### RECORD EXTRACTS

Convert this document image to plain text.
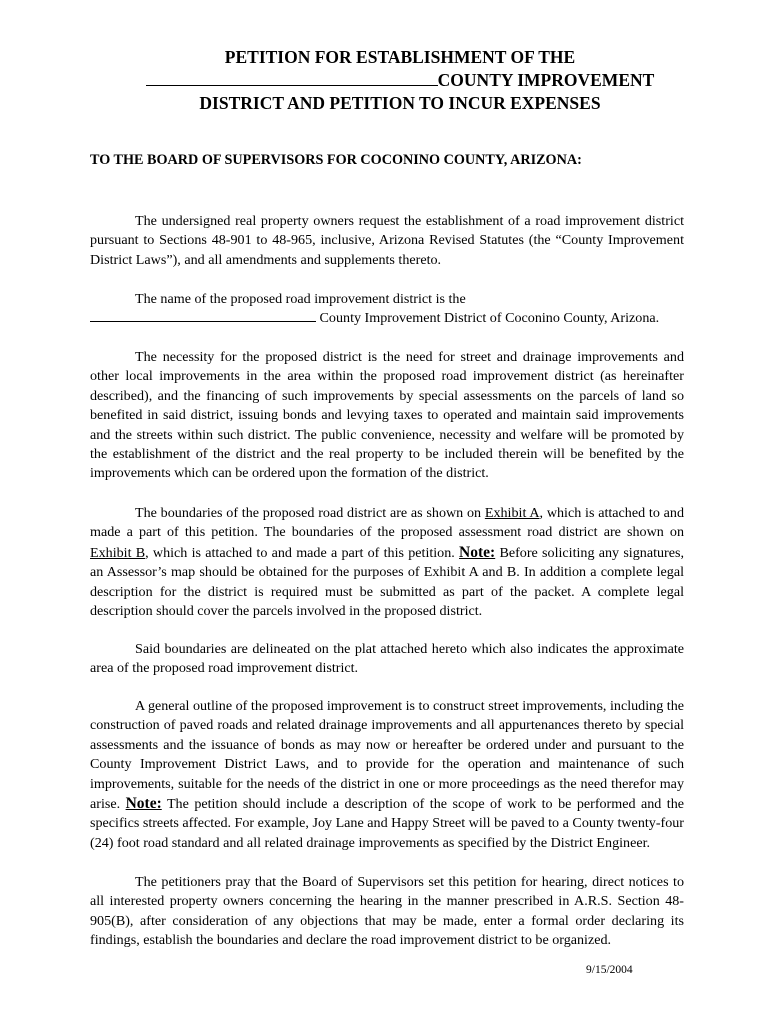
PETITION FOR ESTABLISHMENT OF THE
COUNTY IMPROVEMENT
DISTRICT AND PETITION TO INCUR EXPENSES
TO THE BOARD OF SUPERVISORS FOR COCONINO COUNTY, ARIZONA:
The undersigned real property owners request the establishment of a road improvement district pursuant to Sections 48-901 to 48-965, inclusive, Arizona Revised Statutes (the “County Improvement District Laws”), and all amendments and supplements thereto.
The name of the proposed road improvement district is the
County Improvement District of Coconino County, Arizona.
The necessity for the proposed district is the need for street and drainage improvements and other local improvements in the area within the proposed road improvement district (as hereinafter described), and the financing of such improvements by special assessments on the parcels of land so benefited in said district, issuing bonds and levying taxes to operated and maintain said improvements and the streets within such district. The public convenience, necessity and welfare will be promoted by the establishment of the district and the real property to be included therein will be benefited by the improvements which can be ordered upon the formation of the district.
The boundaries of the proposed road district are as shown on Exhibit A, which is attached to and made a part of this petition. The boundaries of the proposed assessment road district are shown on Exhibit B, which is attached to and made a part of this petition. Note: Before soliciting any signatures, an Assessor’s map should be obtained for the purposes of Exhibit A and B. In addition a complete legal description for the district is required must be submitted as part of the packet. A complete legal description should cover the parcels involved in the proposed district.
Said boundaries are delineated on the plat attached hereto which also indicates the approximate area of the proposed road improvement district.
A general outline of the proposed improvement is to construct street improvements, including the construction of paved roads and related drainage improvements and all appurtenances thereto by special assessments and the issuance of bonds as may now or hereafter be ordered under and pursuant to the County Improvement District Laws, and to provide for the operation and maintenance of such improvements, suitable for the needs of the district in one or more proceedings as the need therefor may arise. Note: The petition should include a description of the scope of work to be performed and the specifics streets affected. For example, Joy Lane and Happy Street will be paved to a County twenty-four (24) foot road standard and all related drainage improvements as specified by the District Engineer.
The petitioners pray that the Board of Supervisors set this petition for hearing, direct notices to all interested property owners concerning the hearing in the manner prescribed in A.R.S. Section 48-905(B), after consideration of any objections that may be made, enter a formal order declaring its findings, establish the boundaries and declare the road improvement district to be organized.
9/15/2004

### STATED PROBLEM
Return each line from the material above exactly, but not the pictures.

### RESPONSE BELOW
Convert this document image to plain text.
PETITION FOR ESTABLISHMENT OF THE
COUNTY IMPROVEMENT
DISTRICT AND PETITION TO INCUR EXPENSES
TO THE BOARD OF SUPERVISORS FOR COCONINO COUNTY, ARIZONA:
The undersigned real property owners request the establishment of a road improvement district pursuant to Sections 48-901 to 48-965, inclusive, Arizona Revised Statutes (the “County Improvement District Laws”), and all amendments and supplements thereto.
The name of the proposed road improvement district is the
County Improvement District of Coconino County, Arizona.
The necessity for the proposed district is the need for street and drainage improvements and other local improvements in the area within the proposed road improvement district (as hereinafter described), and the financing of such improvements by special assessments on the parcels of land so benefited in said district, issuing bonds and levying taxes to operated and maintain said improvements and the streets within such district. The public convenience, necessity and welfare will be promoted by the establishment of the district and the real property to be included therein will be benefited by the improvements which can be ordered upon the formation of the district.
The boundaries of the proposed road district are as shown on Exhibit A, which is attached to and made a part of this petition. The boundaries of the proposed assessment road district are shown on Exhibit B, which is attached to and made a part of this petition. Note: Before soliciting any signatures, an Assessor’s map should be obtained for the purposes of Exhibit A and B. In addition a complete legal description for the district is required must be submitted as part of the packet. A complete legal description should cover the parcels involved in the proposed district.
Said boundaries are delineated on the plat attached hereto which also indicates the approximate area of the proposed road improvement district.
A general outline of the proposed improvement is to construct street improvements, including the construction of paved roads and related drainage improvements and all appurtenances thereto by special assessments and the issuance of bonds as may now or hereafter be ordered under and pursuant to the County Improvement District Laws, and to provide for the operation and maintenance of such improvements, suitable for the needs of the district in one or more proceedings as the need therefor may arise. Note: The petition should include a description of the scope of work to be performed and the specifics streets affected. For example, Joy Lane and Happy Street will be paved to a County twenty-four (24) foot road standard and all related drainage improvements as specified by the District Engineer.
The petitioners pray that the Board of Supervisors set this petition for hearing, direct notices to all interested property owners concerning the hearing in the manner prescribed in A.R.S. Section 48-905(B), after consideration of any objections that may be made, enter a formal order declaring its findings, establish the boundaries and declare the road improvement district to be organized.
9/15/2004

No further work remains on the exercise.